• Exercise:
In your copy, include every line of the listing below exactly but none of the pictures.
-*-*-
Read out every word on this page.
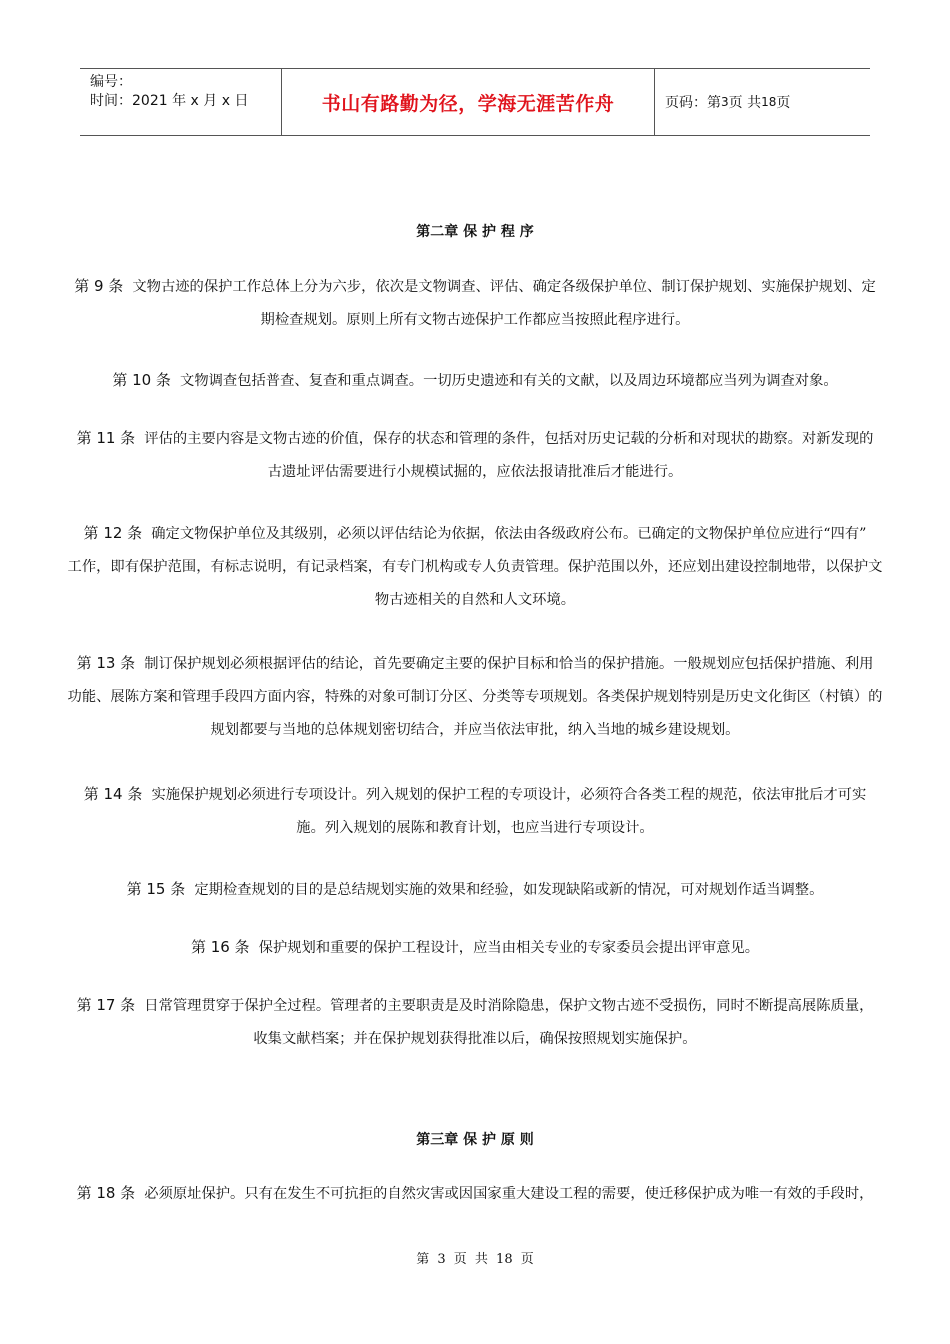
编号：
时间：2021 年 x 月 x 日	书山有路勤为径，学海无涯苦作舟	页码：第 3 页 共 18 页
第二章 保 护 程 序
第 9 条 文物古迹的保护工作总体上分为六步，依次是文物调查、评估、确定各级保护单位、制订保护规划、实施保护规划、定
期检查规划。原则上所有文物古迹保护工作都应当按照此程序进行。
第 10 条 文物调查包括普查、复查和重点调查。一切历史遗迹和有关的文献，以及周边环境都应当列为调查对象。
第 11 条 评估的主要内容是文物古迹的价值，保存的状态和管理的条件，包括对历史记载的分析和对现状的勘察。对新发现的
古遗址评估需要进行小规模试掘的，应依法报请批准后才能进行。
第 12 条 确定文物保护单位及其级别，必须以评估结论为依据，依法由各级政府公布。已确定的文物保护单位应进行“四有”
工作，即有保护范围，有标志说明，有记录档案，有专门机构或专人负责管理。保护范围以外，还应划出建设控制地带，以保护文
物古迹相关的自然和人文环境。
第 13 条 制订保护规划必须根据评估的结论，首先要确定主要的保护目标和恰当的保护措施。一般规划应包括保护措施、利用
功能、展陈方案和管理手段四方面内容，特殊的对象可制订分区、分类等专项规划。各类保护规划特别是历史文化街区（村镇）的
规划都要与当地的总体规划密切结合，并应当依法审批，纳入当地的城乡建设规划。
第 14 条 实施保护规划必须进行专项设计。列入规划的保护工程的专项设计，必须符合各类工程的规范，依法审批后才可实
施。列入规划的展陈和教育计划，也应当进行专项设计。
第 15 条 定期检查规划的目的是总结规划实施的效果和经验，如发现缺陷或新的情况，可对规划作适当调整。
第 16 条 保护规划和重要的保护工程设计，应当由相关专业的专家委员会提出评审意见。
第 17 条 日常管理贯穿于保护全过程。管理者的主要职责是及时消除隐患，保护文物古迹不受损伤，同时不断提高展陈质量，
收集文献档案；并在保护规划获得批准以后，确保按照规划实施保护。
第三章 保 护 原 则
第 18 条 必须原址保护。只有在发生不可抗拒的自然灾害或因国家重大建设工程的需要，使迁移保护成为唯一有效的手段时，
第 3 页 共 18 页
-*-*-
• Solution for this exercise:
Read out every word on this page.
编号：
时间：2021 年 x 月 x 日	书山有路勤为径，学海无涯苦作舟	页码：第 3 页 共 18 页
第二章 保 护 程 序
第 9 条 文物古迹的保护工作总体上分为六步，依次是文物调查、评估、确定各级保护单位、制订保护规划、实施保护规划、定
期检查规划。原则上所有文物古迹保护工作都应当按照此程序进行。
第 10 条 文物调查包括普查、复查和重点调查。一切历史遗迹和有关的文献，以及周边环境都应当列为调查对象。
第 11 条 评估的主要内容是文物古迹的价值，保存的状态和管理的条件，包括对历史记载的分析和对现状的勘察。对新发现的
古遗址评估需要进行小规模试掘的，应依法报请批准后才能进行。
第 12 条 确定文物保护单位及其级别，必须以评估结论为依据，依法由各级政府公布。已确定的文物保护单位应进行“四有”
工作，即有保护范围，有标志说明，有记录档案，有专门机构或专人负责管理。保护范围以外，还应划出建设控制地带，以保护文
物古迹相关的自然和人文环境。
第 13 条 制订保护规划必须根据评估的结论，首先要确定主要的保护目标和恰当的保护措施。一般规划应包括保护措施、利用
功能、展陈方案和管理手段四方面内容，特殊的对象可制订分区、分类等专项规划。各类保护规划特别是历史文化街区（村镇）的
规划都要与当地的总体规划密切结合，并应当依法审批，纳入当地的城乡建设规划。
第 14 条 实施保护规划必须进行专项设计。列入规划的保护工程的专项设计，必须符合各类工程的规范，依法审批后才可实
施。列入规划的展陈和教育计划，也应当进行专项设计。
第 15 条 定期检查规划的目的是总结规划实施的效果和经验，如发现缺陷或新的情况，可对规划作适当调整。
第 16 条 保护规划和重要的保护工程设计，应当由相关专业的专家委员会提出评审意见。
第 17 条 日常管理贯穿于保护全过程。管理者的主要职责是及时消除隐患，保护文物古迹不受损伤，同时不断提高展陈质量，
收集文献档案；并在保护规划获得批准以后，确保按照规划实施保护。
第三章 保 护 原 则
第 18 条 必须原址保护。只有在发生不可抗拒的自然灾害或因国家重大建设工程的需要，使迁移保护成为唯一有效的手段时，
第 3 页 共 18 页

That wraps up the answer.